**GIVEN RECORDS**
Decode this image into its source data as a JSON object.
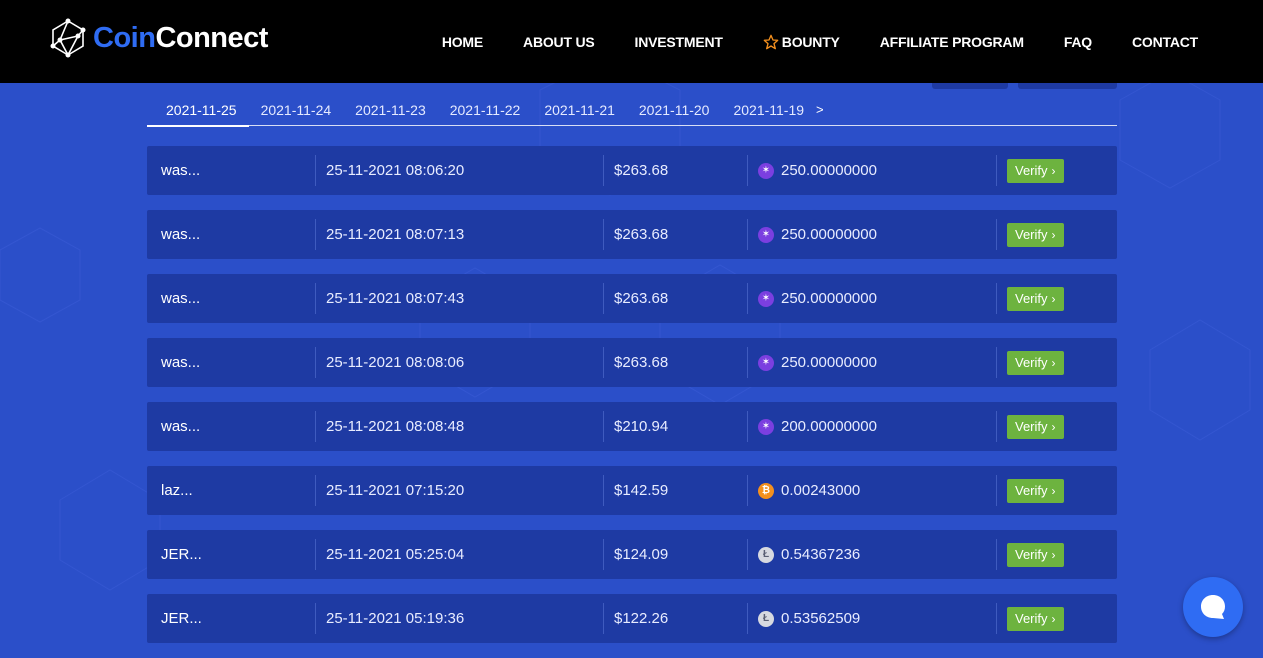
{
  "brand": {
    "part1": "Coin",
    "part2": "Connect"
  },
  "nav": [
    {
      "label": "HOME",
      "icon": ""
    },
    {
      "label": "ABOUT US",
      "icon": ""
    },
    {
      "label": "INVESTMENT",
      "icon": ""
    },
    {
      "label": "BOUNTY",
      "icon": "star-icon"
    },
    {
      "label": "AFFILIATE PROGRAM",
      "icon": ""
    },
    {
      "label": "FAQ",
      "icon": ""
    },
    {
      "label": "CONTACT",
      "icon": ""
    }
  ],
  "tabs": {
    "dates": [
      "2021-11-25",
      "2021-11-24",
      "2021-11-23",
      "2021-11-22",
      "2021-11-21",
      "2021-11-20",
      "2021-11-19"
    ],
    "active": "2021-11-25",
    "next_label": ">"
  },
  "transactions": [
    {
      "user": "was...",
      "time": "25-11-2021 08:06:20",
      "usd": "$263.68",
      "coin": "xlm",
      "amount": "250.00000000",
      "verify": "Verify"
    },
    {
      "user": "was...",
      "time": "25-11-2021 08:07:13",
      "usd": "$263.68",
      "coin": "xlm",
      "amount": "250.00000000",
      "verify": "Verify"
    },
    {
      "user": "was...",
      "time": "25-11-2021 08:07:43",
      "usd": "$263.68",
      "coin": "xlm",
      "amount": "250.00000000",
      "verify": "Verify"
    },
    {
      "user": "was...",
      "time": "25-11-2021 08:08:06",
      "usd": "$263.68",
      "coin": "xlm",
      "amount": "250.00000000",
      "verify": "Verify"
    },
    {
      "user": "was...",
      "time": "25-11-2021 08:08:48",
      "usd": "$210.94",
      "coin": "xlm",
      "amount": "200.00000000",
      "verify": "Verify"
    },
    {
      "user": "laz...",
      "time": "25-11-2021 07:15:20",
      "usd": "$142.59",
      "coin": "btc",
      "amount": "0.00243000",
      "verify": "Verify"
    },
    {
      "user": "JER...",
      "time": "25-11-2021 05:25:04",
      "usd": "$124.09",
      "coin": "ltc",
      "amount": "0.54367236",
      "verify": "Verify"
    },
    {
      "user": "JER...",
      "time": "25-11-2021 05:19:36",
      "usd": "$122.26",
      "coin": "ltc",
      "amount": "0.53562509",
      "verify": "Verify"
    }
  ],
  "coin_icons": {
    "xlm": "stellar-icon",
    "btc": "bitcoin-icon",
    "ltc": "litecoin-icon"
  },
  "colors": {
    "background": "#2b4fc9",
    "row": "#1e3aa3",
    "verify": "#6db33f",
    "brand_blue": "#2f6cf3",
    "navbar": "#000000"
  }
}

**WORK TO BE COMPLETED**
Copy out every line from the data above that has "time" in it.

**SOLUTION**
      "time": "25-11-2021 08:06:20",
      "time": "25-11-2021 08:07:13",
      "time": "25-11-2021 08:07:43",
      "time": "25-11-2021 08:08:06",
      "time": "25-11-2021 08:08:48",
      "time": "25-11-2021 07:15:20",
      "time": "25-11-2021 05:25:04",
      "time": "25-11-2021 05:19:36",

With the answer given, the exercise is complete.